----- DATA FOR PROCESSING -----
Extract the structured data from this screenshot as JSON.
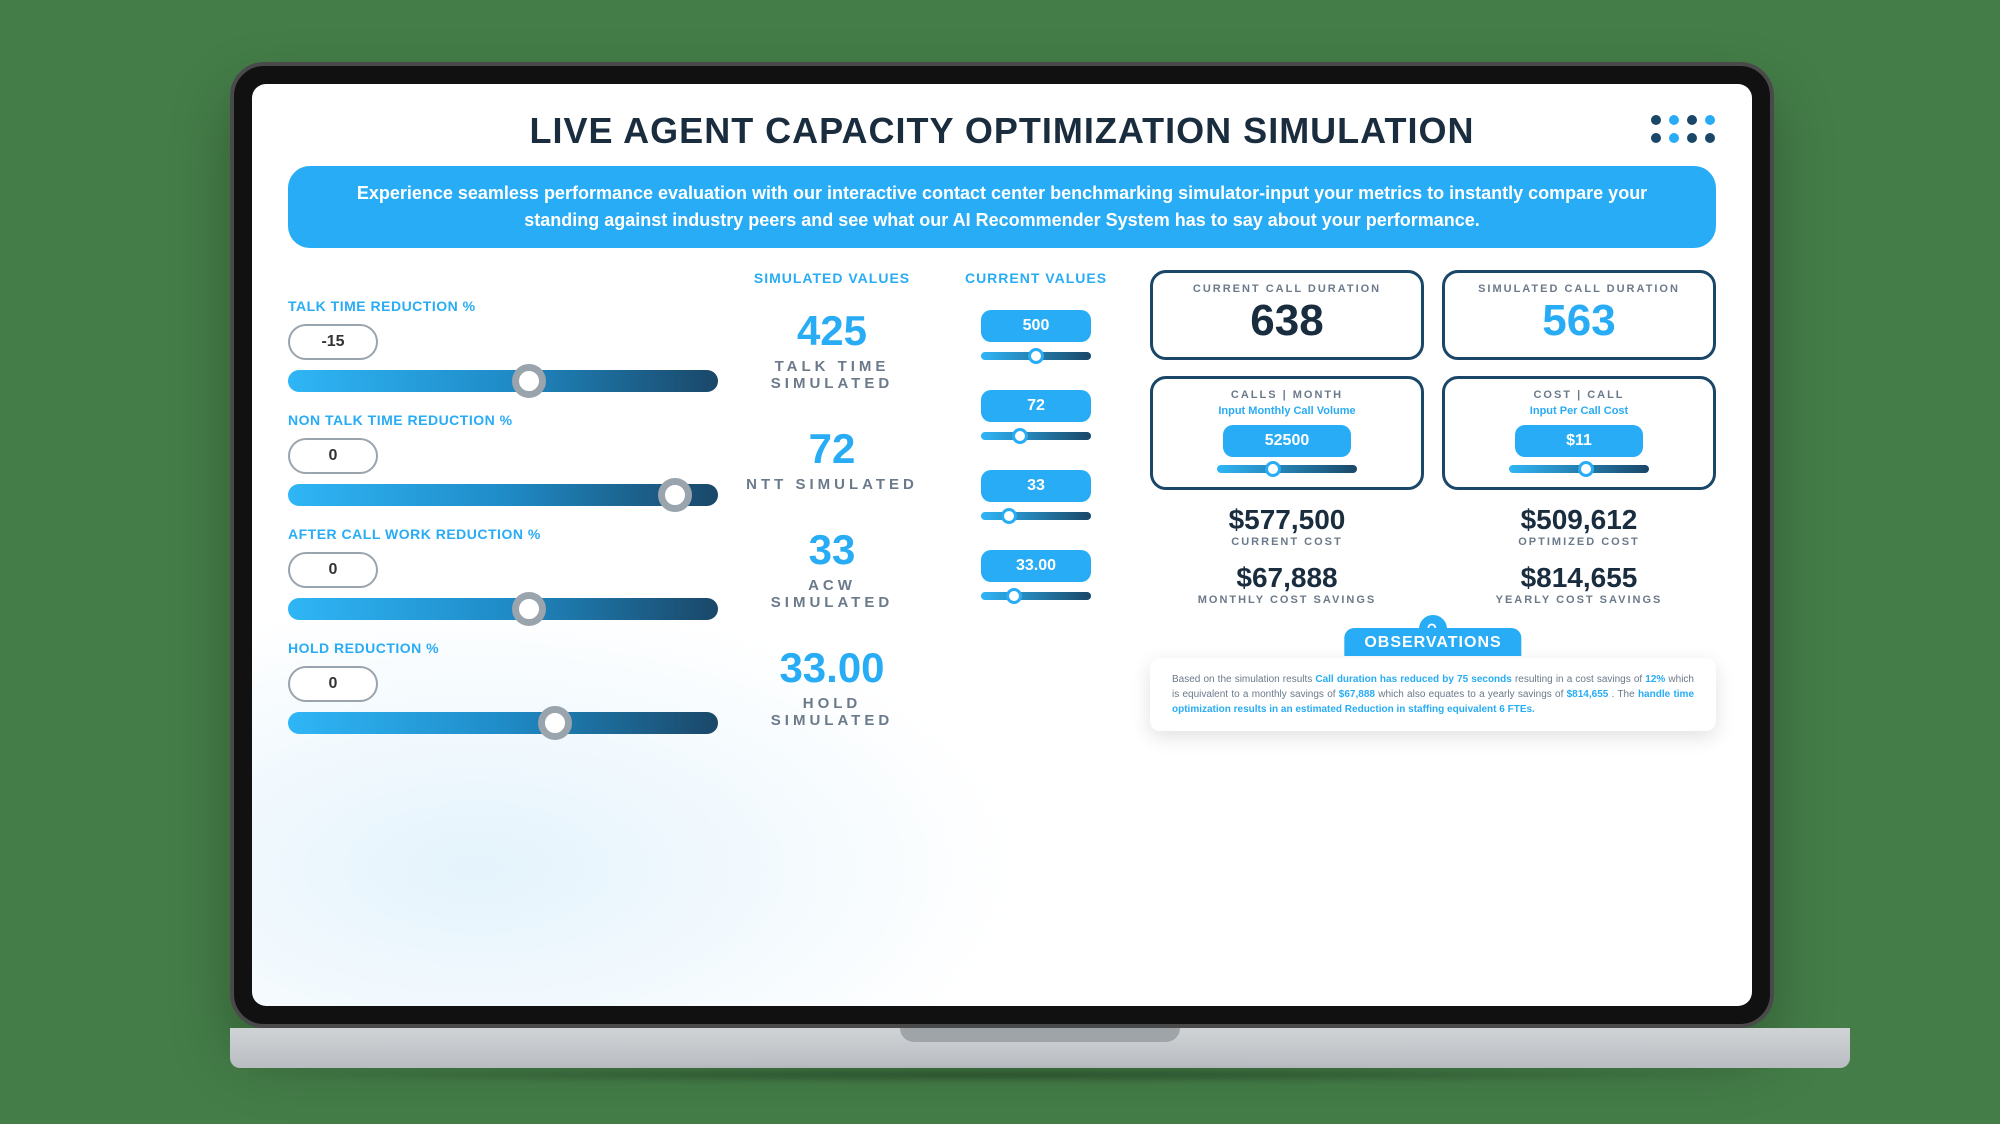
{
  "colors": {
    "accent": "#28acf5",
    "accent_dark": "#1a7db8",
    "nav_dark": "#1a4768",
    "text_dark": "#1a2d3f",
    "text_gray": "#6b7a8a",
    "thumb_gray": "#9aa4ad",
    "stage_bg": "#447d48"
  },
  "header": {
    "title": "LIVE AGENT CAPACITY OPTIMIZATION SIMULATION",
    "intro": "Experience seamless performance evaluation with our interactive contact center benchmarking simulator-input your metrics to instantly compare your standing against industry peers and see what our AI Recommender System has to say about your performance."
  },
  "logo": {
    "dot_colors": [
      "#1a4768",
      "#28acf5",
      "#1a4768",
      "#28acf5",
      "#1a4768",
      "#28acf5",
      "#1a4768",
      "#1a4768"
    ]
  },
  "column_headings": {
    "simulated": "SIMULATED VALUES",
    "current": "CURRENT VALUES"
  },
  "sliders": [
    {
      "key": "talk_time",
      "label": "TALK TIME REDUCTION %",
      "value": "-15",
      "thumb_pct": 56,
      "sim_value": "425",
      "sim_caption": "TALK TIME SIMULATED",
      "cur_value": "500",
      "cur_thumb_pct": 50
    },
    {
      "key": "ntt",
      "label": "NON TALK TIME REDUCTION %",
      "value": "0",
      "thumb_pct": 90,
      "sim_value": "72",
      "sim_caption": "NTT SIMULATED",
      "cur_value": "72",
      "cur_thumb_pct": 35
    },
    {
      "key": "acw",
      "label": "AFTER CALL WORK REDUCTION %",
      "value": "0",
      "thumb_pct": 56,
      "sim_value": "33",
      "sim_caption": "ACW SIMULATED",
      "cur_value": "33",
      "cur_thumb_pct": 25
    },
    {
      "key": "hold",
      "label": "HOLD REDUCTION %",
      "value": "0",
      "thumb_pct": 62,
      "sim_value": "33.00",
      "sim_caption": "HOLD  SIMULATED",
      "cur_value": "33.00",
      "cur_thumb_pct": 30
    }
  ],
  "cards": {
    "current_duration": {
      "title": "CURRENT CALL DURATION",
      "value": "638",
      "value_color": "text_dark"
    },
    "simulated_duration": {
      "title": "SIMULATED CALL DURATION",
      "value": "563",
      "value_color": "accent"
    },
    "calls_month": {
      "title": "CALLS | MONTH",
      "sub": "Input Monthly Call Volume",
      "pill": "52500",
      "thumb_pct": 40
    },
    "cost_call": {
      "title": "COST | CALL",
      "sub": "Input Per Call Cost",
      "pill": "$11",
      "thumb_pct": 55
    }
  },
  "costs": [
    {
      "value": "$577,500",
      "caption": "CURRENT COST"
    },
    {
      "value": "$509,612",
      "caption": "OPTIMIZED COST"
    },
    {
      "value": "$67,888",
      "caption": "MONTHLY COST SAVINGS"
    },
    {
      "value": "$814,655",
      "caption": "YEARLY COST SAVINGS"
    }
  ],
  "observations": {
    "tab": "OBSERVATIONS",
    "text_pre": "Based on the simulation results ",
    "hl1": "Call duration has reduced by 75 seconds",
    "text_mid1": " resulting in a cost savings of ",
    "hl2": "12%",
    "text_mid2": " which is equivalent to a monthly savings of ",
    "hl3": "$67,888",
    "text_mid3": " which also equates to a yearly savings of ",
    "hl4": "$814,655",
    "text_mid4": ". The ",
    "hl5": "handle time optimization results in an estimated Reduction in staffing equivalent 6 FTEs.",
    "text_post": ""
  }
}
-----
§ **PROBLEM STATEMENT**:
Find the word "results" in the material, then list each line that holds it.

§ **RESPONSE TO THIS TASK**:
    "text_pre": "Based on the simulation results ",
    "hl5": "handle time optimization results in an estimated Reduction in staffing equivalent 6 FTEs.",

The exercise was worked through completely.